## begin GIVEN DATA
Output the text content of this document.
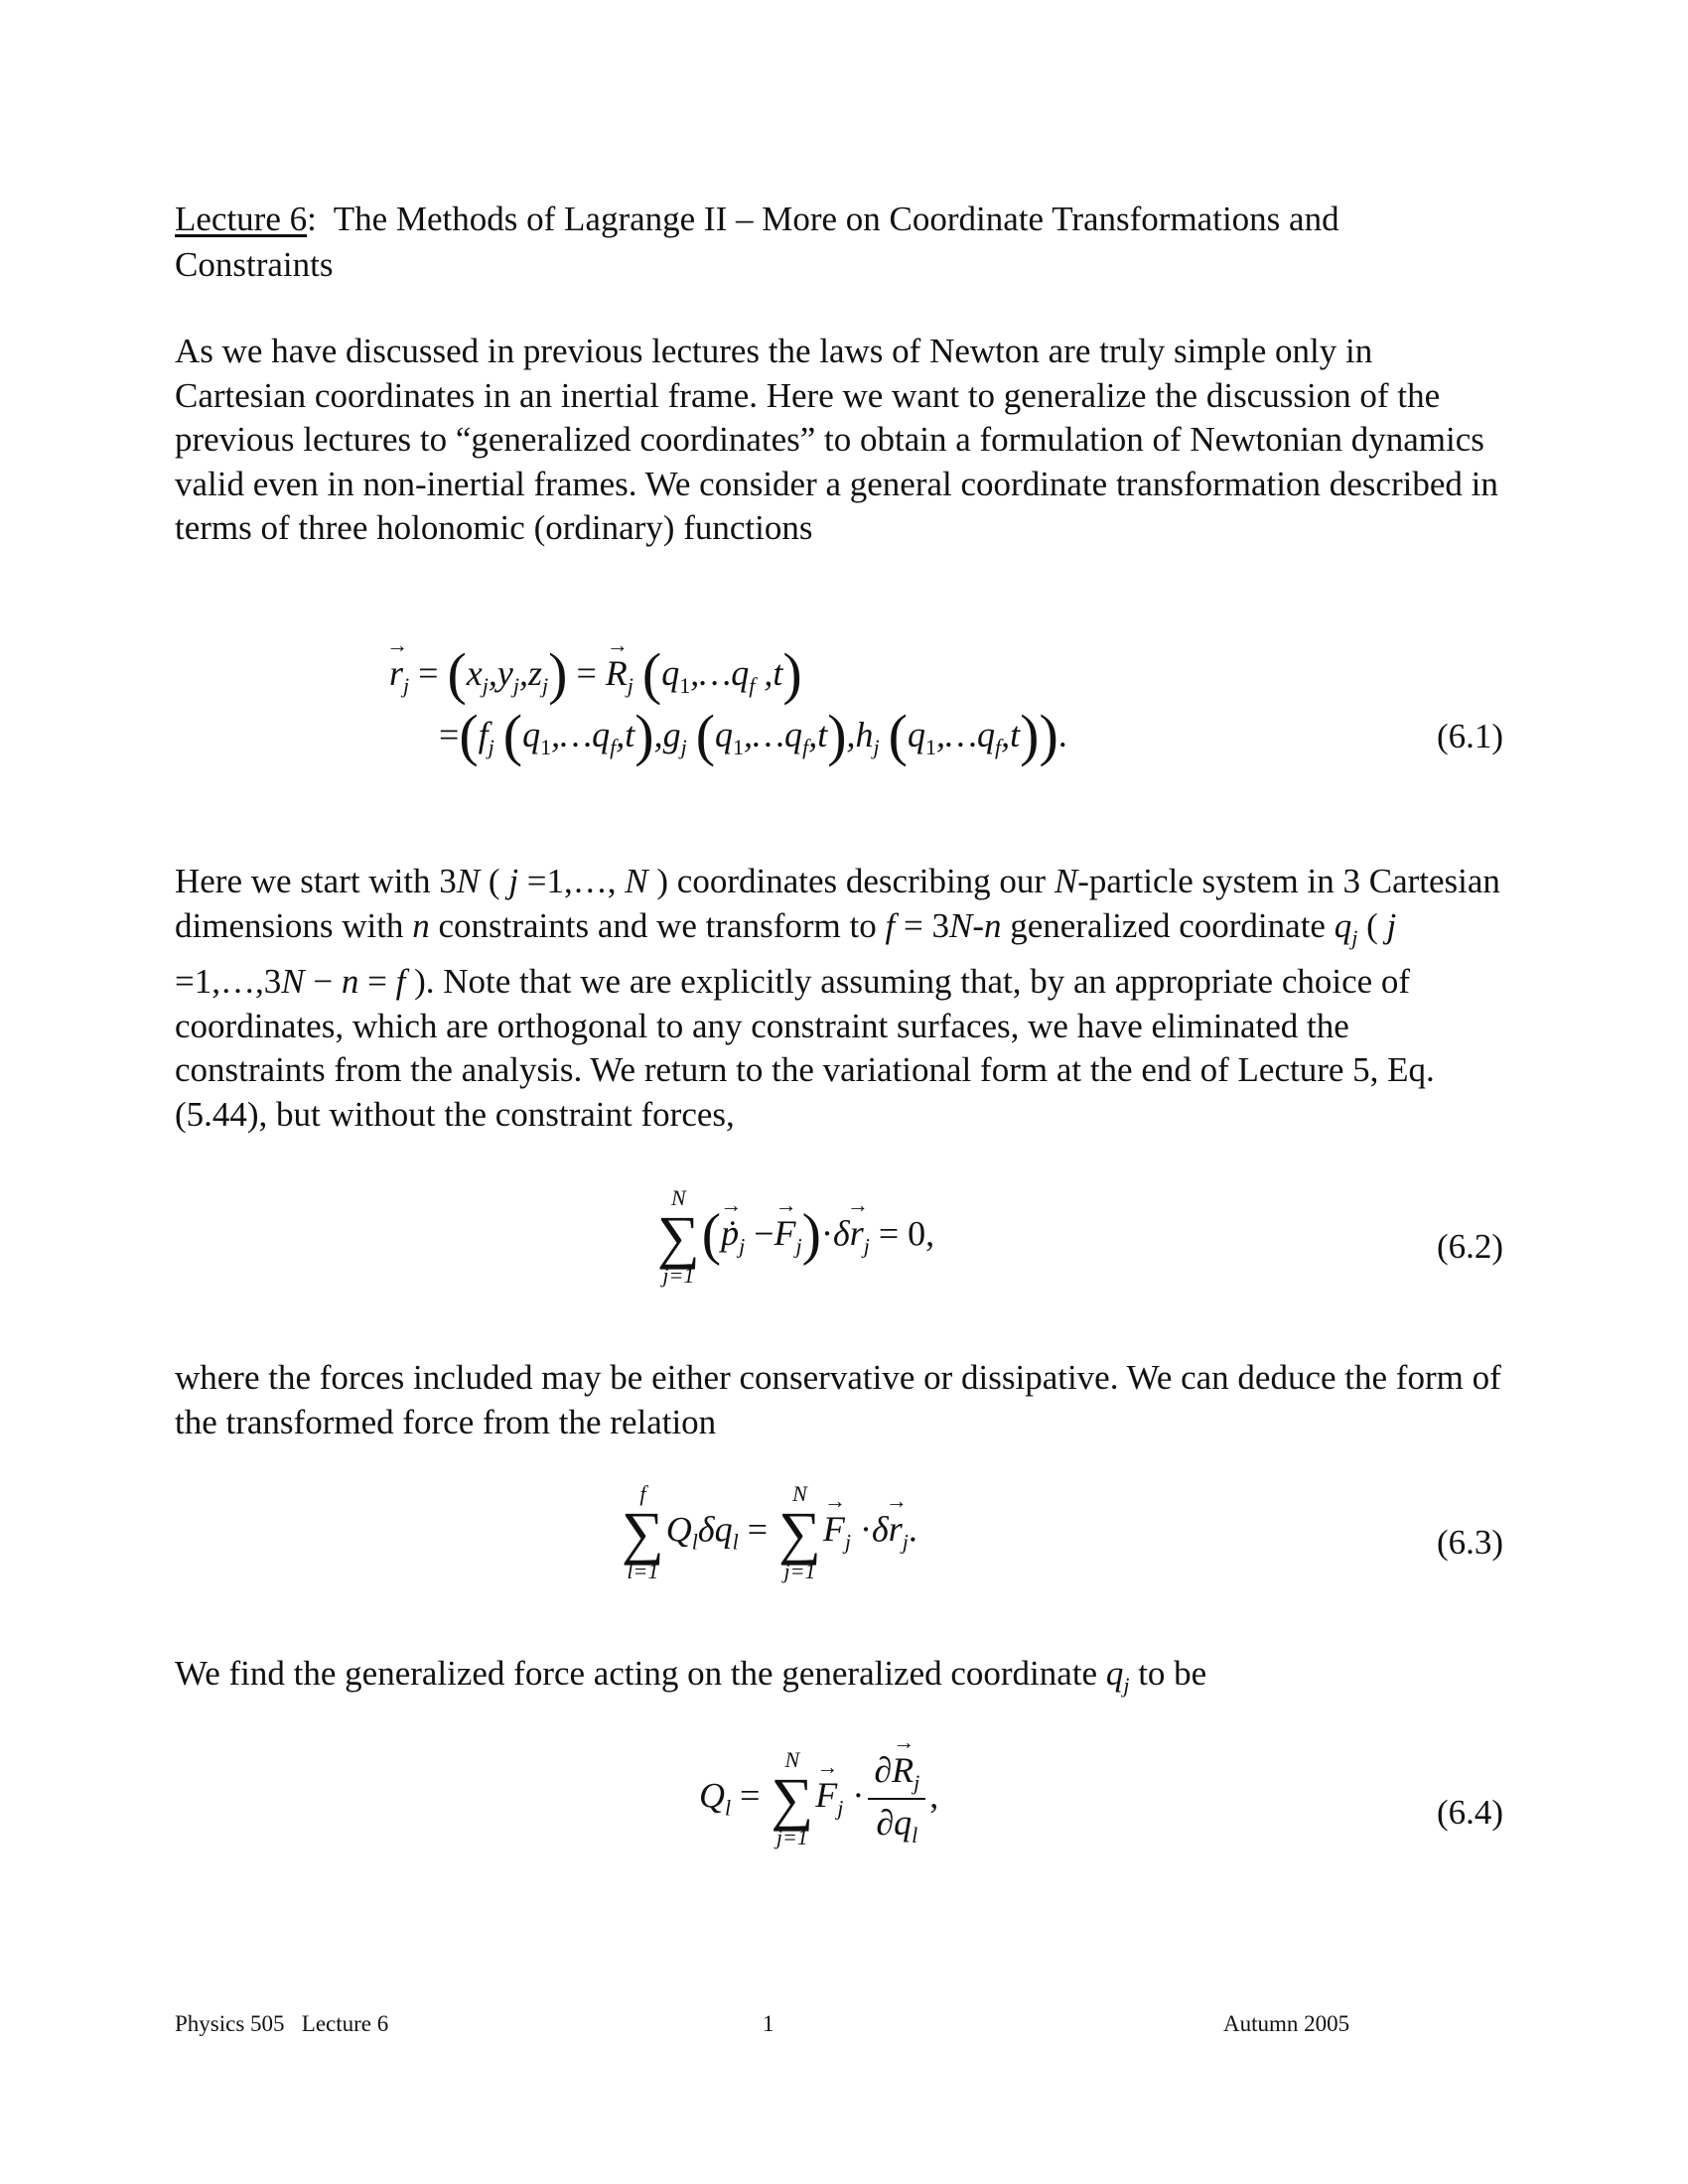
Lecture 6:  The Methods of Lagrange II – More on Coordinate Transformations and Constraints
As we have discussed in previous lectures the laws of Newton are truly simple only in Cartesian coordinates in an inertial frame. Here we want to generalize the discussion of the previous lectures to “generalized coordinates” to obtain a formulation of Newtonian dynamics valid even in non-inertial frames. We consider a general coordinate transformation described in terms of three holonomic (ordinary) functions
→ $r_j = (x_j,y_j,z_j)$ = → $R_j$ ($q_1,\dots q_f$ ,t)
$=(f_j$ $(q_1,\dots q_f,t),g_j$ $(q_1,\dots q_f,t),h_j$ $(q_1,\dots q_f,t)$).	(6.1)
Here we start with 3N ( j =1,…, N ) coordinates describing our N-particle system in 3 Cartesian dimensions with n constraints and we transform to f = 3N-n generalized coordinate $q_j$ ( j =1,…,3N − n = f ). Note that we are explicitly assuming that, by an appropriate choice of coordinates, which are orthogonal to any constraint surfaces, we have eliminated the constraints from the analysis. We return to the variational form at the end of Lecture 5, Eq. (5.44), but without the constraint forces,
N
∑
j=1
(→ ṗ$_j$ −→ $F_j)\cdot\delta\to r_j = 0$,	(6.2)
where the forces included may be either conservative or dissipative. We can deduce the form of the transformed force from the relation
f
∑
l=1
$Q_l\delta q_l$ =
N
∑
j=1
→ $F_j \cdot\delta\to r_j$.	(6.3)
We find the generalized force acting on the generalized coordinate $q_j$ to be
$Q_l$ =
N
∑
j=1
→ $F_j \cdot \frac{\partial\to R_j}{\partial q_l}$ ,	(6.4)
Physics 505   Lecture 6	1	Autumn 2005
## end GIVEN DATA
WRITTEN PROBLEM: Repeat each line of the records above exactly, but do not copy the pictures.

TASK RESULT:
Output the text content of this document.
Lecture 6:  The Methods of Lagrange II – More on Coordinate Transformations and Constraints
As we have discussed in previous lectures the laws of Newton are truly simple only in Cartesian coordinates in an inertial frame. Here we want to generalize the discussion of the previous lectures to “generalized coordinates” to obtain a formulation of Newtonian dynamics valid even in non-inertial frames. We consider a general coordinate transformation described in terms of three holonomic (ordinary) functions
→ $r_j = (x_j,y_j,z_j)$ = → $R_j$ ($q_1,\dots q_f$ ,t)
$=(f_j$ $(q_1,\dots q_f,t),g_j$ $(q_1,\dots q_f,t),h_j$ $(q_1,\dots q_f,t)$).	(6.1)
Here we start with 3N ( j =1,…, N ) coordinates describing our N-particle system in 3 Cartesian dimensions with n constraints and we transform to f = 3N-n generalized coordinate $q_j$ ( j =1,…,3N − n = f ). Note that we are explicitly assuming that, by an appropriate choice of coordinates, which are orthogonal to any constraint surfaces, we have eliminated the constraints from the analysis. We return to the variational form at the end of Lecture 5, Eq. (5.44), but without the constraint forces,
N
∑
j=1
(→ ṗ$_j$ −→ $F_j)\cdot\delta\to r_j = 0$,	(6.2)
where the forces included may be either conservative or dissipative. We can deduce the form of the transformed force from the relation
f
∑
l=1
$Q_l\delta q_l$ =
N
∑
j=1
→ $F_j \cdot\delta\to r_j$.	(6.3)
We find the generalized force acting on the generalized coordinate $q_j$ to be
$Q_l$ =
N
∑
j=1
→ $F_j \cdot \frac{\partial\to R_j}{\partial q_l}$ ,	(6.4)
Physics 505   Lecture 6	1	Autumn 2005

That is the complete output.